• WORKING DATA:
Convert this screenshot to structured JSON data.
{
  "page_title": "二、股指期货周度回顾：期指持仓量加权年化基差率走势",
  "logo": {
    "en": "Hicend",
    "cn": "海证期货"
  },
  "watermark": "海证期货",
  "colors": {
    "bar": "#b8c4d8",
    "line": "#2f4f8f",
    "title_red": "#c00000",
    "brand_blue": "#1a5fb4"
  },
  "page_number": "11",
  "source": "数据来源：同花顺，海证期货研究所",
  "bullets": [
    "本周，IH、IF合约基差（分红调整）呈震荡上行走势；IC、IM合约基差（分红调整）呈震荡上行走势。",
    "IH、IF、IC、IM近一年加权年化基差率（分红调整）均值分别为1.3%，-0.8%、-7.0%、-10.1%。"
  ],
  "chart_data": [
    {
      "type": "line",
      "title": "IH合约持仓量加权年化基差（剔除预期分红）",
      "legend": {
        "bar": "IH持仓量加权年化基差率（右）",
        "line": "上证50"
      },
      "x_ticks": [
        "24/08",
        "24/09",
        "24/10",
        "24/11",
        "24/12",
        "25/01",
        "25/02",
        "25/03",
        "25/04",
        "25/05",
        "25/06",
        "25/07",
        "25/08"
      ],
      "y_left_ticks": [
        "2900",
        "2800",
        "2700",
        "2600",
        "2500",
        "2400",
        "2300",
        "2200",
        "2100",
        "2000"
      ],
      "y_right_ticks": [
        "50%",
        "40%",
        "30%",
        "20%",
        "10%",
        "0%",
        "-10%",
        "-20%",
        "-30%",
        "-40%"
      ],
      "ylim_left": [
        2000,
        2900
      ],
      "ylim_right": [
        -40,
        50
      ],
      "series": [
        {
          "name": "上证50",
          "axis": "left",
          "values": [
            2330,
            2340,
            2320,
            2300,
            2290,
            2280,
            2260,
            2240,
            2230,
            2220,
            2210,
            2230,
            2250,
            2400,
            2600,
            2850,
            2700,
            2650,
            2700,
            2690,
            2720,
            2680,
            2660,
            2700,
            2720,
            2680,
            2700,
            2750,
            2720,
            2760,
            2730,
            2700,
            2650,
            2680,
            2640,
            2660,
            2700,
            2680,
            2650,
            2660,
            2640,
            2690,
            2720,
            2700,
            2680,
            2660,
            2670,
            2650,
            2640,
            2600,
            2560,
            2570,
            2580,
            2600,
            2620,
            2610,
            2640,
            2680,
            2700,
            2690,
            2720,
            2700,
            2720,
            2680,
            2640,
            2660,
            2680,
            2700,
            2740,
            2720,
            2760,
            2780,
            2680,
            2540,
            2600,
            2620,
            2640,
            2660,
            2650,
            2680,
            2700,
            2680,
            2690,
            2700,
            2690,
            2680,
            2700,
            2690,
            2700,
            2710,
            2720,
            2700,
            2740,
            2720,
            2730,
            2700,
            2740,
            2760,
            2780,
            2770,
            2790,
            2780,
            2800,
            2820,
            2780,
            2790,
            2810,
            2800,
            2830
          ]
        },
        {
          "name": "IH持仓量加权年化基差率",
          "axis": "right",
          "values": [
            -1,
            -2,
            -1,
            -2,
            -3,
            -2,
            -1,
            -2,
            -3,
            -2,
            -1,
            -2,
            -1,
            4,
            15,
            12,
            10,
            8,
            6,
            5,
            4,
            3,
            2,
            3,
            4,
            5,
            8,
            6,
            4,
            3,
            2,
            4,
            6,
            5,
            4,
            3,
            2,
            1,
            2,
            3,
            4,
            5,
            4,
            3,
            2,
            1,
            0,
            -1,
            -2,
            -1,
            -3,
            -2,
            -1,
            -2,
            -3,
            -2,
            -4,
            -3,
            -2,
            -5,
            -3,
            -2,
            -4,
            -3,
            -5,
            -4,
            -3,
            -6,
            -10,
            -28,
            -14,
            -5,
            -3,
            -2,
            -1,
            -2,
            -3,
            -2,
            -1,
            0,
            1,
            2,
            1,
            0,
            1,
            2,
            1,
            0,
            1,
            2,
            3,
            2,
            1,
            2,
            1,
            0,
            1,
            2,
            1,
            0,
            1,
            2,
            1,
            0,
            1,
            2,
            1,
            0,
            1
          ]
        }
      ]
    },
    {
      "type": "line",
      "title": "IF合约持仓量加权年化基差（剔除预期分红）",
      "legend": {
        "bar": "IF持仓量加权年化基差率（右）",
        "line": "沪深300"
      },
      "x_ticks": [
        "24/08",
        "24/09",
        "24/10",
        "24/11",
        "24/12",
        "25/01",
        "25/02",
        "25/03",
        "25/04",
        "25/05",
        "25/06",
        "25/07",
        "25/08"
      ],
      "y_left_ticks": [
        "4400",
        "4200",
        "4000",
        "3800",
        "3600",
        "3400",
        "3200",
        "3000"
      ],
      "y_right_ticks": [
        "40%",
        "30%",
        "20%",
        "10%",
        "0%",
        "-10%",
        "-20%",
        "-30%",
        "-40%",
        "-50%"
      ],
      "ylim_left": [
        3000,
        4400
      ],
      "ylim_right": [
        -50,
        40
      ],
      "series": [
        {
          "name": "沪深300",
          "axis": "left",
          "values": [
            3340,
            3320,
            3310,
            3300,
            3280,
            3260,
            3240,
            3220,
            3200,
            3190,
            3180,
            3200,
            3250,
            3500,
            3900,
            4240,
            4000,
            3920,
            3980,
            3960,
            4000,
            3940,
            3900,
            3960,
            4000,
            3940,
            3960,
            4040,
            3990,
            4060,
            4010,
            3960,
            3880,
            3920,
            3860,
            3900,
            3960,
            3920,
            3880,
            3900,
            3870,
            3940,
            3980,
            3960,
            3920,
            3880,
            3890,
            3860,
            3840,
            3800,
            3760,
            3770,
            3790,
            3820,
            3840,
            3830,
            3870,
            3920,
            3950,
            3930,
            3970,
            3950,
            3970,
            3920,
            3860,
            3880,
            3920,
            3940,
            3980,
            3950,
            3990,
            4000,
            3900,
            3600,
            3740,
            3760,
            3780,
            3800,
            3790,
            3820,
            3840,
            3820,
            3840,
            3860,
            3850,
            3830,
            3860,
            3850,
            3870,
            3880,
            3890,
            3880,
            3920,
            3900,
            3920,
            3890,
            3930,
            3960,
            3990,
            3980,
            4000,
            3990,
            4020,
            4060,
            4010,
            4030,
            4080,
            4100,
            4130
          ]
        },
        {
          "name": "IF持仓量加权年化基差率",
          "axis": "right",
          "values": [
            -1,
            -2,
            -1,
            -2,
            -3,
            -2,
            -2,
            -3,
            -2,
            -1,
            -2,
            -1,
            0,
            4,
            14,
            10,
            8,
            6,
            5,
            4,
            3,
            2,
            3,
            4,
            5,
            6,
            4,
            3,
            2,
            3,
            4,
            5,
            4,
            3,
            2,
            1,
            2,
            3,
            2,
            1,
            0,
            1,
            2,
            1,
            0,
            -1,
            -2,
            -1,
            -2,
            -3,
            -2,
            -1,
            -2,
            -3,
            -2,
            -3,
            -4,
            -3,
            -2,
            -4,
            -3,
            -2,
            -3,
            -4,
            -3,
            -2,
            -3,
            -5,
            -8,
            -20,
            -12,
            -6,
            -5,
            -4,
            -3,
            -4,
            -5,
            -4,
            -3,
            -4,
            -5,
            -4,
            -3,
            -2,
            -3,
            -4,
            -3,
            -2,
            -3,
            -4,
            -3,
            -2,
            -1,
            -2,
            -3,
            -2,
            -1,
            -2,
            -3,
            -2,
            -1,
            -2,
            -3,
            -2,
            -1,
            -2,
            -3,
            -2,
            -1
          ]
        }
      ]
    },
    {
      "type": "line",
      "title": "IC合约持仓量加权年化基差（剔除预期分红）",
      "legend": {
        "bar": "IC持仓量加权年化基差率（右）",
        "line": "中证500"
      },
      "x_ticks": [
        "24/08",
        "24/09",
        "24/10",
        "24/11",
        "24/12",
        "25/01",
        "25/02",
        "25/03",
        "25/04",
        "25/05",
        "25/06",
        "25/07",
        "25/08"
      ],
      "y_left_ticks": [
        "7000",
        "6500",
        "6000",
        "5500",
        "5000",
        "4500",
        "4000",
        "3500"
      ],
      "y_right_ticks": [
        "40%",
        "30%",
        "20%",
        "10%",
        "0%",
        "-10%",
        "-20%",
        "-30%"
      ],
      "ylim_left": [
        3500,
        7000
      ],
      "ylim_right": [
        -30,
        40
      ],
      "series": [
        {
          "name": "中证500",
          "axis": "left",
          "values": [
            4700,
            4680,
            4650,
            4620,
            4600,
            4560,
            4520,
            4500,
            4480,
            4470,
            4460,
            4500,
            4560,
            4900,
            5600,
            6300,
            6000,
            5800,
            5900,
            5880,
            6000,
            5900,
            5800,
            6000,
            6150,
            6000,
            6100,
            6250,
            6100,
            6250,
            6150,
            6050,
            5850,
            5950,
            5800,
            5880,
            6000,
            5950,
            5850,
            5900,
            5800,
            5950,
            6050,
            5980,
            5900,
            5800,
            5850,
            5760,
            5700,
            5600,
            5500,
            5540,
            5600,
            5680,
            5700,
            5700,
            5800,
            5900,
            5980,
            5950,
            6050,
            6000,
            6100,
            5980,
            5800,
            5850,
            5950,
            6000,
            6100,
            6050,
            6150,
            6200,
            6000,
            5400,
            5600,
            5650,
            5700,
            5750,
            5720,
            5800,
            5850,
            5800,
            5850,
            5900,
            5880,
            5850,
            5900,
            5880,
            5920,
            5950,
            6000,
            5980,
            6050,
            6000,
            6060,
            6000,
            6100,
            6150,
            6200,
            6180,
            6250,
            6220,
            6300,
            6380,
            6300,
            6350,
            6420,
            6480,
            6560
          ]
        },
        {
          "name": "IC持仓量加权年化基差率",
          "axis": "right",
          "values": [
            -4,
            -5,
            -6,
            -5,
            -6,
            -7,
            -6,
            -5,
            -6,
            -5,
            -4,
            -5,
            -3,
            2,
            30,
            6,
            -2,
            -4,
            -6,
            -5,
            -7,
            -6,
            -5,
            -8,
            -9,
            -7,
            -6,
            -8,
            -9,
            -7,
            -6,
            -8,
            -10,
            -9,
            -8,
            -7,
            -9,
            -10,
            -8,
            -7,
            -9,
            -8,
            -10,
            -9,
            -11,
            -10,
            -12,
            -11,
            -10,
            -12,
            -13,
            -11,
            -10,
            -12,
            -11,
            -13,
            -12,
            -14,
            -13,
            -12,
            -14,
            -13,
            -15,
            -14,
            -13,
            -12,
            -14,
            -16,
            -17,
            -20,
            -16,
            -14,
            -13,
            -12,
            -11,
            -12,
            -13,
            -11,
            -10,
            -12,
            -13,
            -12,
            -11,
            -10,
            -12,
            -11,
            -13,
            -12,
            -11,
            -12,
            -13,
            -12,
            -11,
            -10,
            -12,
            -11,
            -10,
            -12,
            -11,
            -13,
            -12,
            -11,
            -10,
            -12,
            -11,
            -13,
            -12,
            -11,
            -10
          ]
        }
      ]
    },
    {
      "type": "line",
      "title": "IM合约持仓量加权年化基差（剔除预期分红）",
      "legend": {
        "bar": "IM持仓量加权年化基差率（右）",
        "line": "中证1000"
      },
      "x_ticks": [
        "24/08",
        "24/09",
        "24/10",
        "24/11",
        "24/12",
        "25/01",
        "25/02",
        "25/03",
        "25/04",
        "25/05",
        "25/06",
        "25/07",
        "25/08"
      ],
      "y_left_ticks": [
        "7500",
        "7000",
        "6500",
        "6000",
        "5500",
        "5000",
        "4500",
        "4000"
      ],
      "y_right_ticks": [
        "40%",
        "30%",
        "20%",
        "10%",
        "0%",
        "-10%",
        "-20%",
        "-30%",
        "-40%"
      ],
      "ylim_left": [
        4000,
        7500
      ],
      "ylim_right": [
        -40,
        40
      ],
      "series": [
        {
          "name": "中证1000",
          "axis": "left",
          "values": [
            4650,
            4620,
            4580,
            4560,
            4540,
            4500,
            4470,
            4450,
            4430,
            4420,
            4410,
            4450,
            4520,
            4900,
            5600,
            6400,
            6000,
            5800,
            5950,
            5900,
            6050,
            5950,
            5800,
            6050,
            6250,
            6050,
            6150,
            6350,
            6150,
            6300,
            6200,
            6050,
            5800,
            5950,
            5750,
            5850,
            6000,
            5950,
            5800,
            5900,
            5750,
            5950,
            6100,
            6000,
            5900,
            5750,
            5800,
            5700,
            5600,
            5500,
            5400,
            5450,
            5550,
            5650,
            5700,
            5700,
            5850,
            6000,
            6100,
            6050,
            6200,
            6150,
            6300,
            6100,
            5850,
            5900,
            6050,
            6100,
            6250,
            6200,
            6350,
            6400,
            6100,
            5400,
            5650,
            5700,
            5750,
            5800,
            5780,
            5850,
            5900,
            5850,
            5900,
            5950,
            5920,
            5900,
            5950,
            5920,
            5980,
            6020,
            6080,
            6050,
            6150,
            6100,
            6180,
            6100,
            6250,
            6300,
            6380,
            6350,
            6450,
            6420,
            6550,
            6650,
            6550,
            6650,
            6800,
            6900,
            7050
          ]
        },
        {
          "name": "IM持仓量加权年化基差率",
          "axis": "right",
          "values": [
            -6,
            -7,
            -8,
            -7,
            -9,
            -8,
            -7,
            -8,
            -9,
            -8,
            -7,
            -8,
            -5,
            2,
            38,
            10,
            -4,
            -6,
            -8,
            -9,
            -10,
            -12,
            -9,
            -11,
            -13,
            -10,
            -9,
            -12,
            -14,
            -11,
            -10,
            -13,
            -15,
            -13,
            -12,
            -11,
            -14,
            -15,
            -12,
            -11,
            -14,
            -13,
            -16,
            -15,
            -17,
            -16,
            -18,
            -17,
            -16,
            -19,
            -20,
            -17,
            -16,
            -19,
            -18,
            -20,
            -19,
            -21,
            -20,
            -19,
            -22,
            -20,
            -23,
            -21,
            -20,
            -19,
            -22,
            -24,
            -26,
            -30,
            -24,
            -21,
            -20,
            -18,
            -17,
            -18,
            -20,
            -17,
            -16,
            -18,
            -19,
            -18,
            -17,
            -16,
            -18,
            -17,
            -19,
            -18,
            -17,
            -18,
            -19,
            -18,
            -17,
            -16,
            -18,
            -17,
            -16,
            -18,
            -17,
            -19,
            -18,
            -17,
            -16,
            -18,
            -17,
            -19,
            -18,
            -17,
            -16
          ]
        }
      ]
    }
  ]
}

• WHAT TO WORK ON: Tell how many lines in the material contain the word "IH持仓量加权年化基差率". Only the number is wanted.

• ANSWER FOR THIS EXERCISE: 2